- **Data for this task**

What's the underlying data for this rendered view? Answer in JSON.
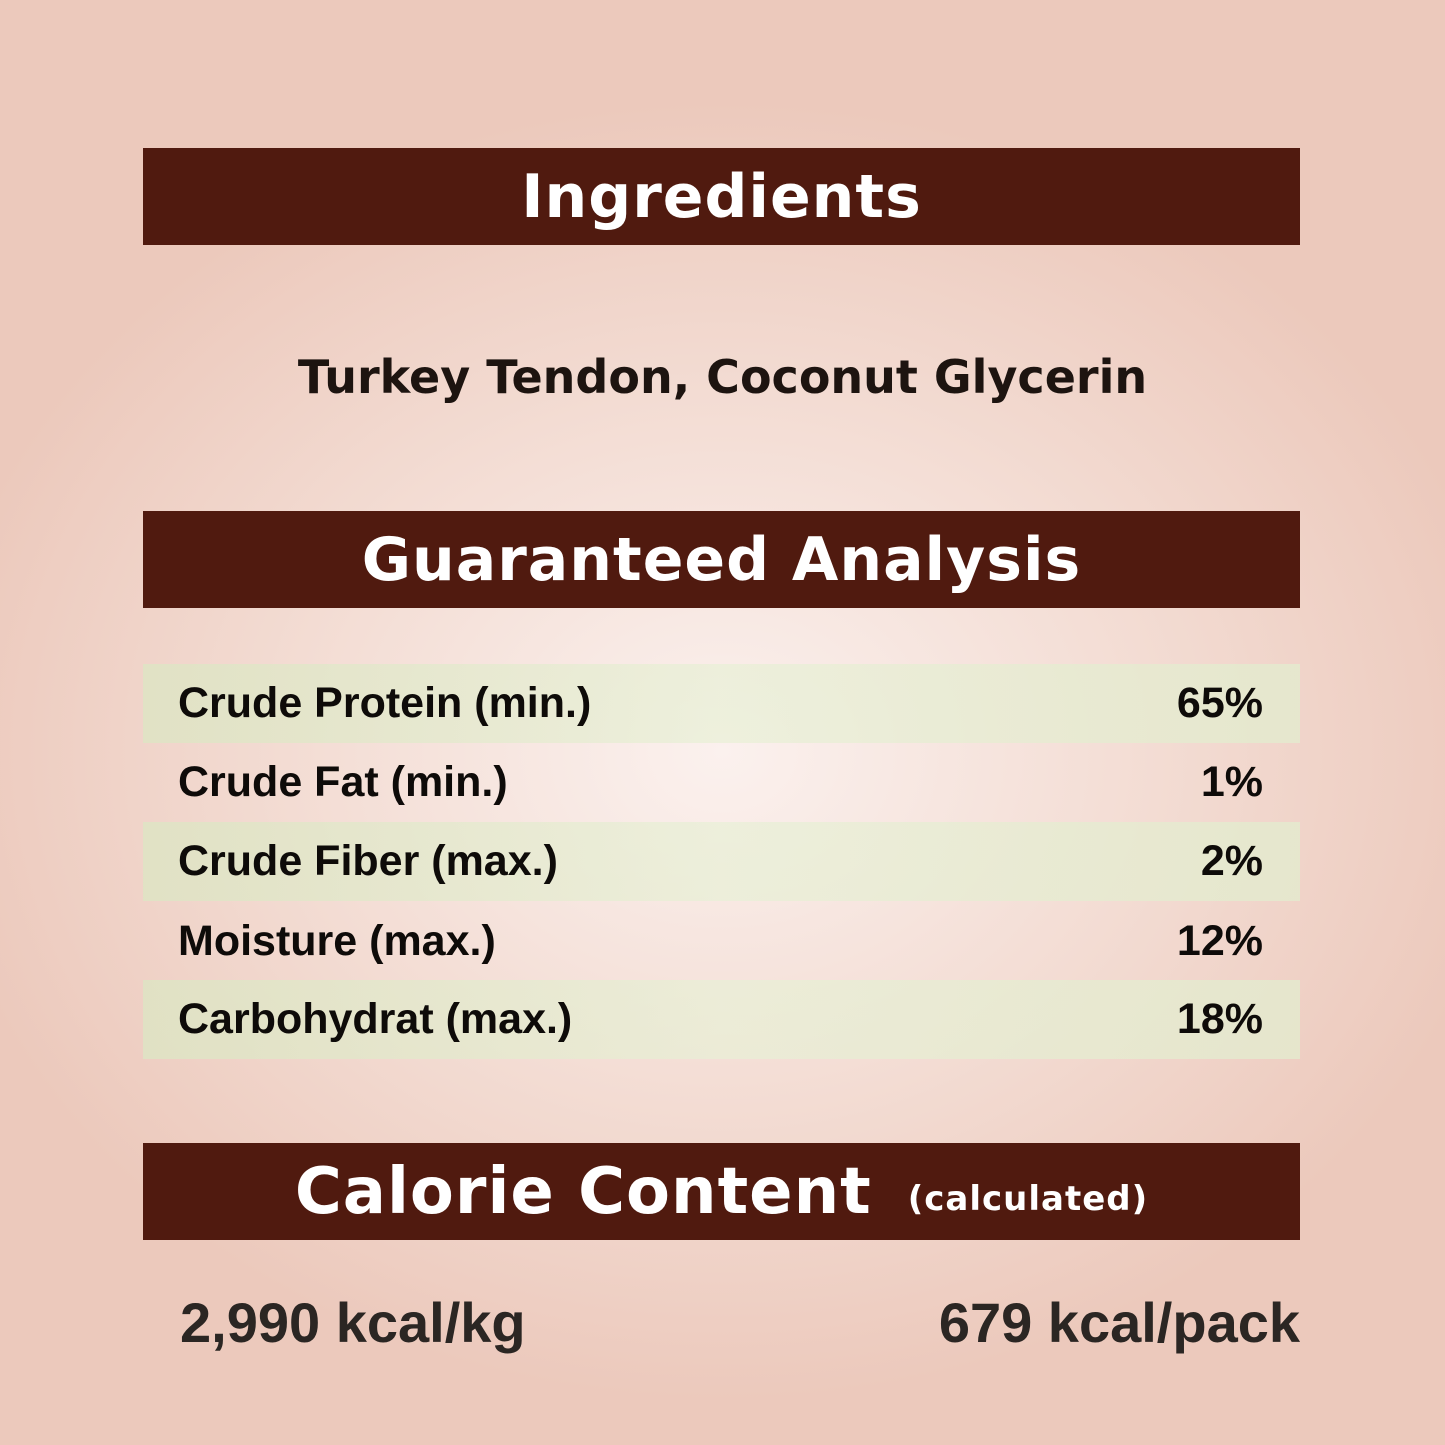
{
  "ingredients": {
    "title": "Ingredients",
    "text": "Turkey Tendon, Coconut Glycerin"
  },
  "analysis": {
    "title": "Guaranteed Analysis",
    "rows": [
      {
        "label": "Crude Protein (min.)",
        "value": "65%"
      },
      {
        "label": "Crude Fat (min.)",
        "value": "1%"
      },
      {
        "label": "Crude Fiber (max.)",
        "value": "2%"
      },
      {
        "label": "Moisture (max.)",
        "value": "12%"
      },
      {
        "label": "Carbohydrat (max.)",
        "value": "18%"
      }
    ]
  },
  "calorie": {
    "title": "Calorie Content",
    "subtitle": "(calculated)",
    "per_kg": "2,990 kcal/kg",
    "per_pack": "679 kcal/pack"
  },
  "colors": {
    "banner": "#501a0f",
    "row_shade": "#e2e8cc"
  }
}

- **What is expected**
Scan the entries above for the word "Crude". Report the lines that hold it.

- **Task solution**
        "label": "Crude Protein (min.)",
        "label": "Crude Fat (min.)",
        "label": "Crude Fiber (max.)",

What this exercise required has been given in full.